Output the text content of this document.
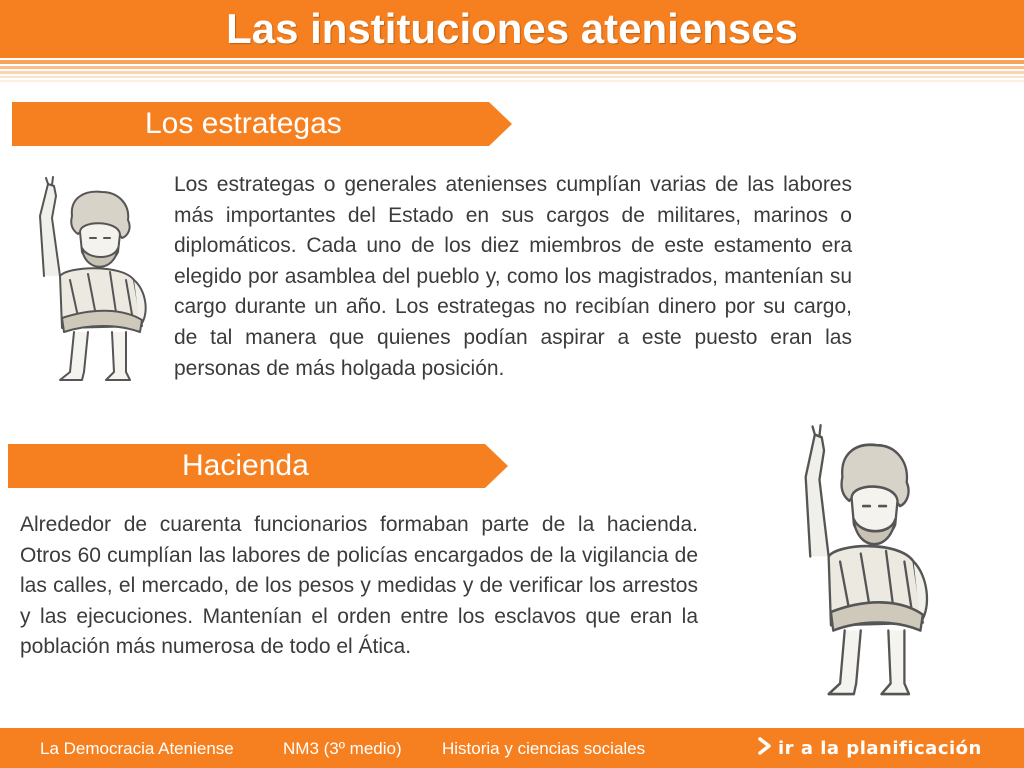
Las instituciones atenienses
Los estrategas

Los estrategas o generales atenienses cumplían varias de las labores más importantes del Estado en sus cargos de militares, marinos o diplomáticos. Cada uno de los diez miembros de este estamento era elegido por asamblea del pueblo y, como los magistrados, mantenían su cargo durante un año. Los estrategas no recibían dinero por su cargo, de tal manera que quienes podían aspirar a este puesto eran las personas de más holgada posición.

Hacienda

Alrededor de cuarenta funcionarios formaban parte de la hacienda. Otros 60 cumplían las labores de policías encargados de la vigilancia de las calles, el mercado, de los pesos y medidas y de verificar los arrestos y las ejecuciones. Mantenían el orden entre los esclavos que eran la población más numerosa de todo el Ática.

La Democracia Ateniense	NM3 (3º medio) Historia y ciencias sociales	ir a la planificación
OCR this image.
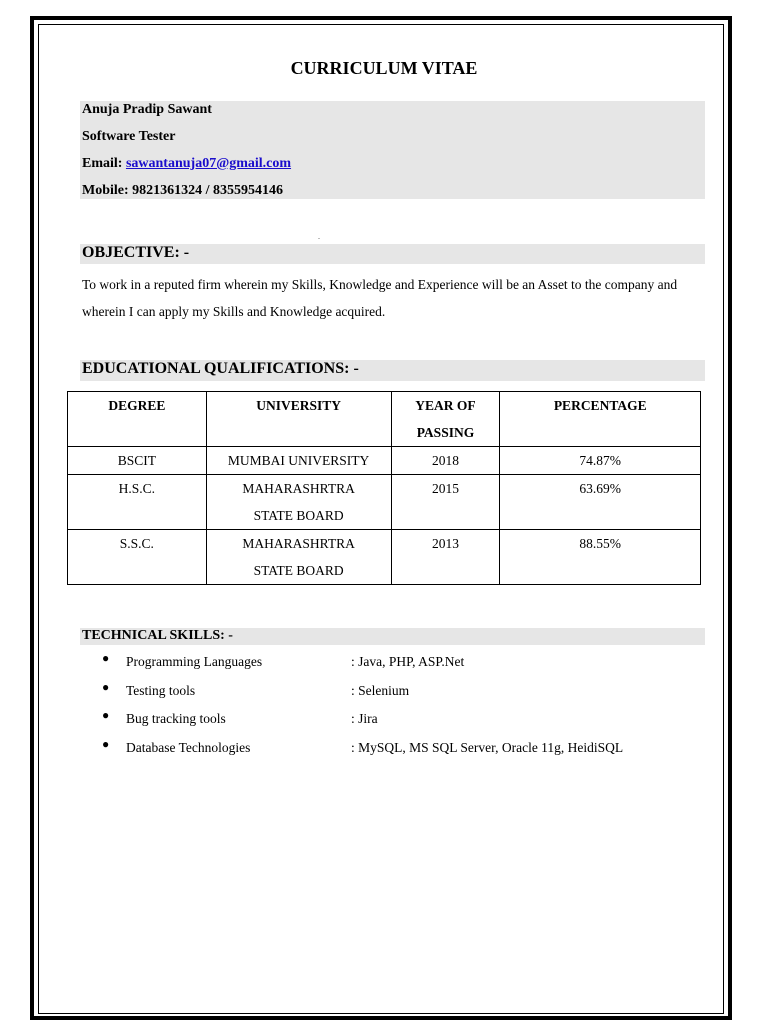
CURRICULUM VITAE
Anuja Pradip Sawant
Software Tester
Email: sawantanuja07@gmail.com
Mobile: 9821361324 / 8355954146
.
OBJECTIVE: -
To work in a reputed firm wherein my Skills, Knowledge and Experience will be an Asset to the company and wherein I can apply my Skills and Knowledge acquired.
EDUCATIONAL QUALIFICATIONS: -
DEGREE	UNIVERSITY	YEAR OF PASSING	PERCENTAGE
BSCIT	MUMBAI UNIVERSITY	2018	74.87%
H.S.C.	MAHARASHRTRA STATE BOARD	2015	63.69%
S.S.C.	MAHARASHRTRA STATE BOARD	2013	88.55%
TECHNICAL SKILLS: -
● Programming Languages	: Java, PHP, ASP.Net
● Testing tools	: Selenium
● Bug tracking tools	: Jira
● Database Technologies	: MySQL, MS SQL Server, Oracle 11g, HeidiSQL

### WHAT TO PRODUCE
All lines above containing the string "tools" are to be collected.

### RESPONSE TO THE EXERCISE
● Testing tools	: Selenium
● Bug tracking tools	: Jira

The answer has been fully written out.